== YOUR INSTRUCTIONS ==
Using the listing below, retype only the lines from the line with "Convert this screenshot" through the end, both ends included, and exclude the pictures.

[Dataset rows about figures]
* * *

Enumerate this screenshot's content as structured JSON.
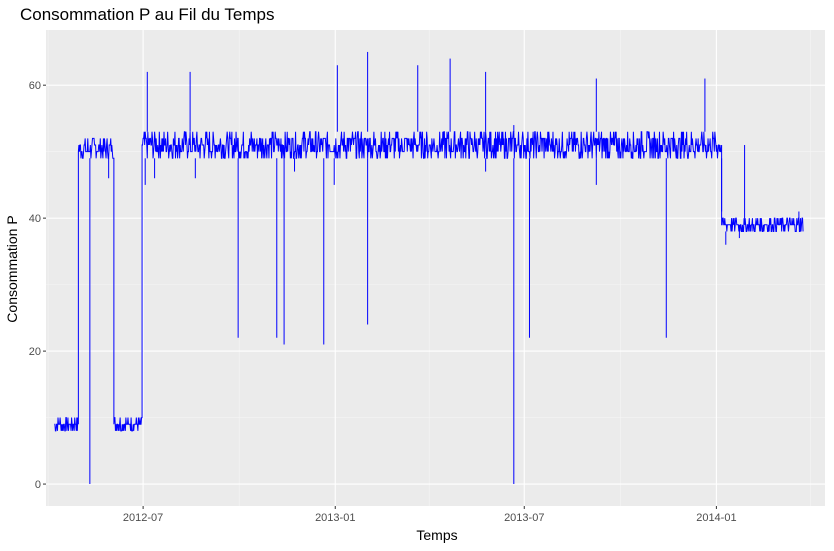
{
  "chart_data": {
    "type": "line",
    "title": "Consommation P au Fil du Temps",
    "xlabel": "Temps",
    "ylabel": "Consommation P",
    "xlim": [
      "2012-03-30",
      "2014-04-15"
    ],
    "ylim": [
      -3.3,
      68.3
    ],
    "x_ticks": [
      {
        "value": "2012-07-01",
        "label": "2012-07"
      },
      {
        "value": "2013-01-01",
        "label": "2013-01"
      },
      {
        "value": "2013-07-01",
        "label": "2013-07"
      },
      {
        "value": "2014-01-01",
        "label": "2014-01"
      }
    ],
    "y_ticks": [
      0,
      20,
      40,
      60
    ],
    "grid": true,
    "background": "#ebebeb",
    "line_color": "#0000ff",
    "series": [
      {
        "band_segments": [
          {
            "start": "2012-04-07",
            "end": "2012-04-30",
            "low": 8,
            "high": 10
          },
          {
            "start": "2012-04-30",
            "end": "2012-06-03",
            "low": 49,
            "high": 52
          },
          {
            "start": "2012-06-03",
            "end": "2012-06-30",
            "low": 8,
            "high": 10
          },
          {
            "start": "2012-06-30",
            "end": "2014-01-06",
            "low": 49,
            "high": 53
          },
          {
            "start": "2014-01-06",
            "end": "2014-03-25",
            "low": 38,
            "high": 40
          }
        ],
        "spikes": [
          {
            "date": "2012-05-11",
            "value": 0
          },
          {
            "date": "2012-05-29",
            "value": 46
          },
          {
            "date": "2012-07-03",
            "value": 45
          },
          {
            "date": "2012-07-05",
            "value": 62
          },
          {
            "date": "2012-07-12",
            "value": 46
          },
          {
            "date": "2012-08-15",
            "value": 62
          },
          {
            "date": "2012-08-20",
            "value": 46
          },
          {
            "date": "2012-09-30",
            "value": 22
          },
          {
            "date": "2012-11-06",
            "value": 22
          },
          {
            "date": "2012-11-13",
            "value": 21
          },
          {
            "date": "2012-11-23",
            "value": 47
          },
          {
            "date": "2012-12-21",
            "value": 21
          },
          {
            "date": "2012-12-31",
            "value": 45
          },
          {
            "date": "2013-01-03",
            "value": 63
          },
          {
            "date": "2013-02-01",
            "value": 24
          },
          {
            "date": "2013-02-01",
            "value": 65
          },
          {
            "date": "2013-03-21",
            "value": 63
          },
          {
            "date": "2013-04-21",
            "value": 64
          },
          {
            "date": "2013-05-25",
            "value": 62
          },
          {
            "date": "2013-05-25",
            "value": 47
          },
          {
            "date": "2013-06-21",
            "value": 0
          },
          {
            "date": "2013-06-21",
            "value": 54
          },
          {
            "date": "2013-07-06",
            "value": 22
          },
          {
            "date": "2013-09-08",
            "value": 61
          },
          {
            "date": "2013-09-08",
            "value": 45
          },
          {
            "date": "2013-11-14",
            "value": 22
          },
          {
            "date": "2013-12-21",
            "value": 61
          },
          {
            "date": "2014-01-06",
            "value": 41
          },
          {
            "date": "2014-01-10",
            "value": 36
          },
          {
            "date": "2014-01-23",
            "value": 37
          },
          {
            "date": "2014-01-28",
            "value": 51
          },
          {
            "date": "2014-03-21",
            "value": 41
          }
        ]
      }
    ]
  }
}
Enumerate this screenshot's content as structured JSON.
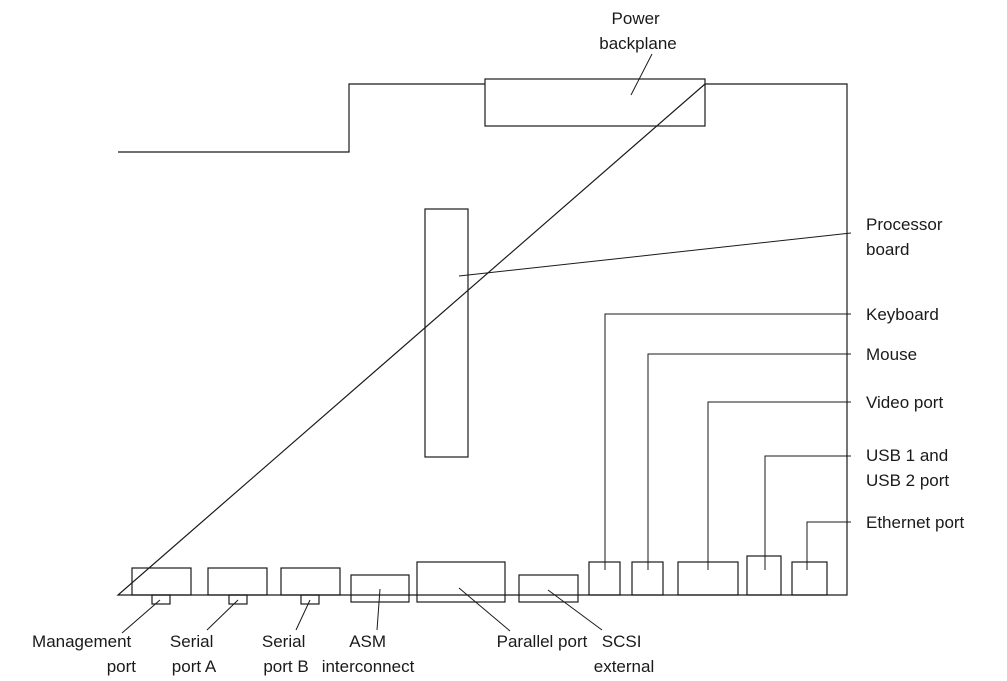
{
  "labels": {
    "power_backplane": [
      "Power",
      "backplane"
    ],
    "processor_board": [
      "Processor",
      "board"
    ],
    "keyboard": [
      "Keyboard"
    ],
    "mouse": [
      "Mouse"
    ],
    "video_port": [
      "Video port"
    ],
    "usb_port": [
      "USB 1 and",
      "USB 2 port"
    ],
    "ethernet_port": [
      "Ethernet port"
    ],
    "management_port": [
      "Management",
      "port"
    ],
    "serial_port_a": [
      "Serial",
      "port A"
    ],
    "serial_port_b": [
      "Serial",
      "port B"
    ],
    "asm_interconnect": [
      "ASM",
      "interconnect"
    ],
    "parallel_port": [
      "Parallel port"
    ],
    "scsi_external": [
      "SCSI",
      "external"
    ]
  }
}
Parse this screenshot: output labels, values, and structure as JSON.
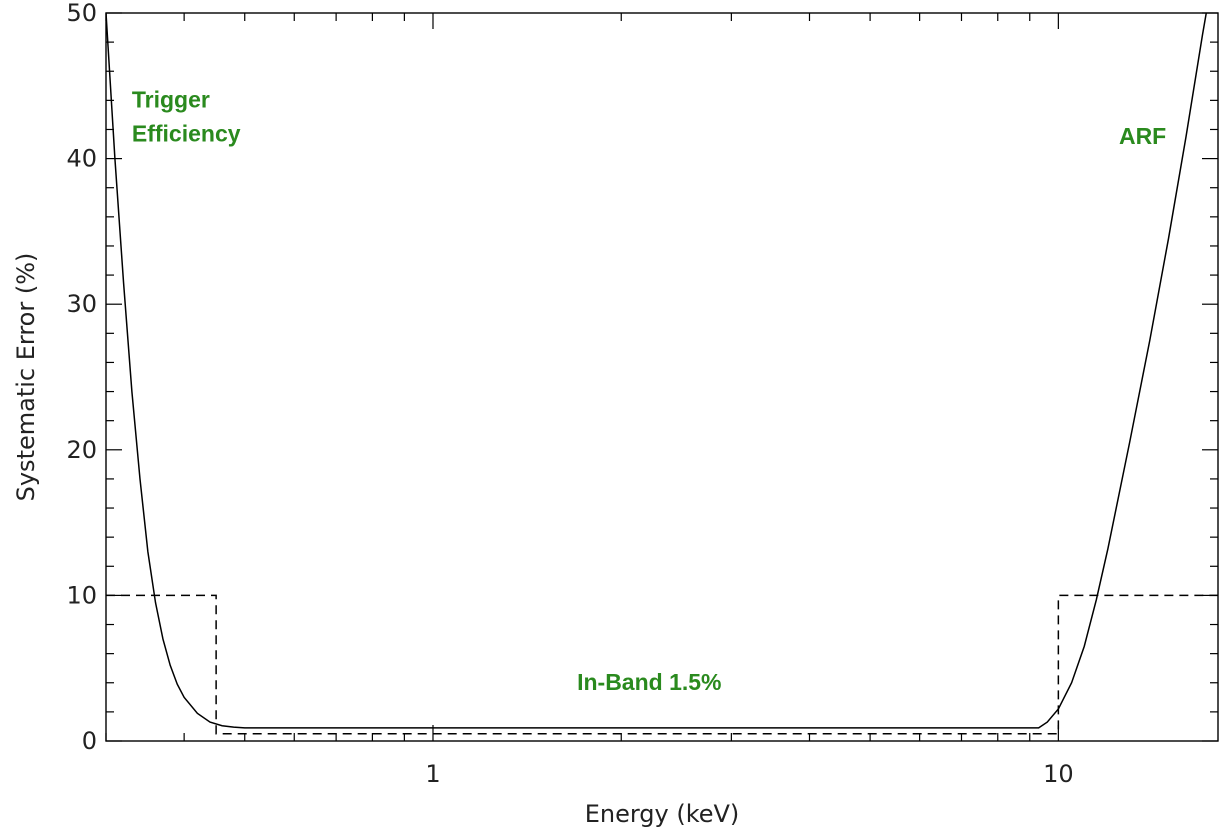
{
  "chart_data": {
    "type": "line",
    "title": "",
    "xlabel": "Energy (keV)",
    "ylabel": "Systematic Error (%)",
    "xscale": "log",
    "xlim": [
      0.3,
      18
    ],
    "ylim": [
      0,
      50
    ],
    "grid": false,
    "legend": "none",
    "x_tick_labels": [
      {
        "value": 1,
        "label": "1"
      },
      {
        "value": 10,
        "label": "10"
      }
    ],
    "y_tick_labels": [
      {
        "value": 0,
        "label": "0"
      },
      {
        "value": 10,
        "label": "10"
      },
      {
        "value": 20,
        "label": "20"
      },
      {
        "value": 30,
        "label": "30"
      },
      {
        "value": 40,
        "label": "40"
      },
      {
        "value": 50,
        "label": "50"
      }
    ],
    "series": [
      {
        "style": "solid",
        "x": [
          0.3,
          0.31,
          0.32,
          0.33,
          0.34,
          0.35,
          0.36,
          0.37,
          0.38,
          0.39,
          0.4,
          0.42,
          0.44,
          0.46,
          0.48,
          0.5,
          0.6,
          1,
          2,
          5,
          8,
          9.3,
          9.6,
          10,
          10.5,
          11,
          11.5,
          12,
          13,
          14,
          15,
          16,
          17,
          17.4
        ],
        "y": [
          50,
          40,
          31.5,
          24,
          18,
          13,
          9.5,
          7,
          5.2,
          3.9,
          3,
          1.9,
          1.3,
          1.05,
          0.95,
          0.9,
          0.9,
          0.9,
          0.9,
          0.9,
          0.9,
          0.9,
          1.3,
          2.2,
          4,
          6.5,
          9.7,
          13.2,
          20.5,
          27.5,
          34.5,
          41.5,
          48.5,
          51
        ]
      },
      {
        "style": "dashed",
        "x": [
          0.3,
          0.45,
          0.45,
          10,
          10,
          18
        ],
        "y": [
          10,
          10,
          0.5,
          0.5,
          10,
          10
        ]
      }
    ],
    "annotations": [
      {
        "lines": [
          "Trigger",
          "Efficiency"
        ],
        "x": 0.33,
        "y": 43.5
      },
      {
        "lines": [
          "ARF"
        ],
        "x": 12.5,
        "y": 41
      },
      {
        "lines": [
          "In-Band 1.5%"
        ],
        "x": 1.7,
        "y": 3.5
      }
    ],
    "annotation_color": "#2a8a1e"
  }
}
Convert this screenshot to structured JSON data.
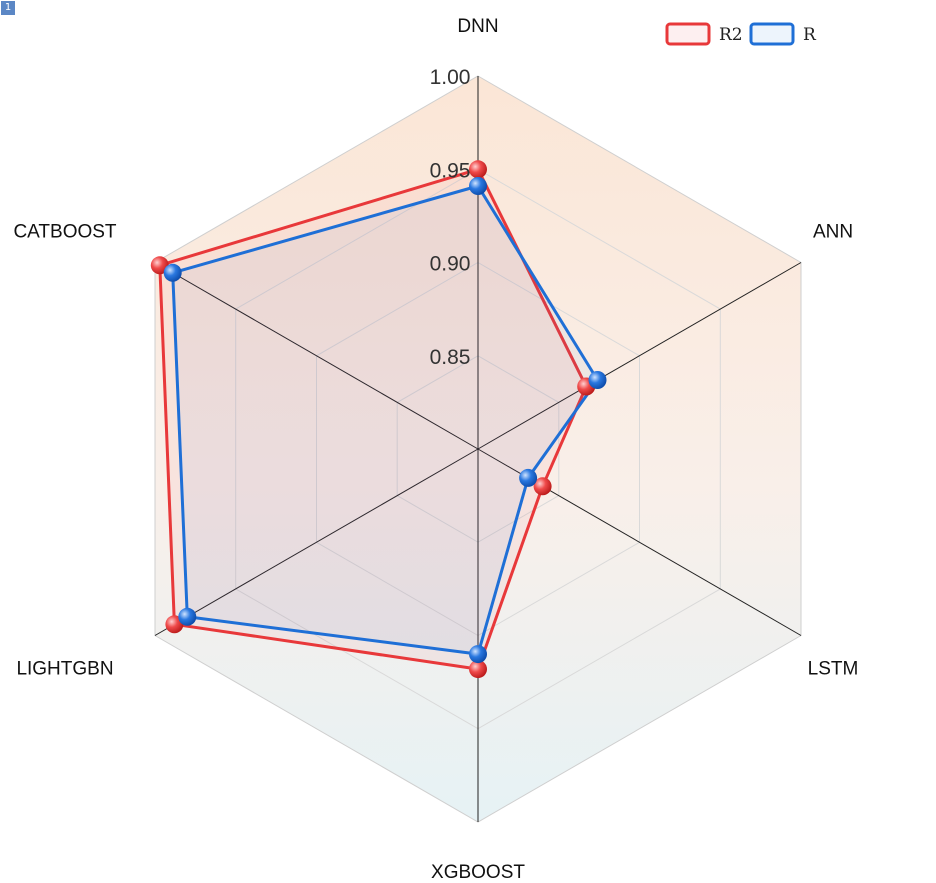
{
  "badge": "1",
  "chart_data": {
    "type": "radar",
    "categories": [
      "DNN",
      "ANN",
      "LSTM",
      "XGBOOST",
      "LIGHTGBN",
      "CATBOOST"
    ],
    "range": [
      0.8,
      1.0
    ],
    "ticks": [
      0.85,
      0.9,
      0.95,
      1.0
    ],
    "tick_labels": [
      "0.85",
      "0.90",
      "0.95",
      "1.00"
    ],
    "legend_position": "top-right",
    "series": [
      {
        "name": "R2",
        "color": "#e8383a",
        "values": [
          0.95,
          0.867,
          0.84,
          0.918,
          0.988,
          0.997
        ]
      },
      {
        "name": "R",
        "color": "#1f6fd6",
        "values": [
          0.941,
          0.874,
          0.831,
          0.91,
          0.98,
          0.989
        ]
      }
    ]
  }
}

* * *

== TASK SOLUTION ==
Convert this screenshot to structured JSON data.
{
  "badge": "1",
  "chart_data": {
    "type": "radar",
    "categories": [
      "DNN",
      "ANN",
      "LSTM",
      "XGBOOST",
      "LIGHTGBN",
      "CATBOOST"
    ],
    "range": [
      0.8,
      1.0
    ],
    "ticks": [
      0.85,
      0.9,
      0.95,
      1.0
    ],
    "tick_labels": [
      "0.85",
      "0.90",
      "0.95",
      "1.00"
    ],
    "legend_position": "top-right",
    "series": [
      {
        "name": "R2",
        "color": "#e8383a",
        "values": [
          0.95,
          0.867,
          0.84,
          0.918,
          0.988,
          0.997
        ]
      },
      {
        "name": "R",
        "color": "#1f6fd6",
        "values": [
          0.941,
          0.874,
          0.831,
          0.91,
          0.98,
          0.989
        ]
      }
    ]
  }
}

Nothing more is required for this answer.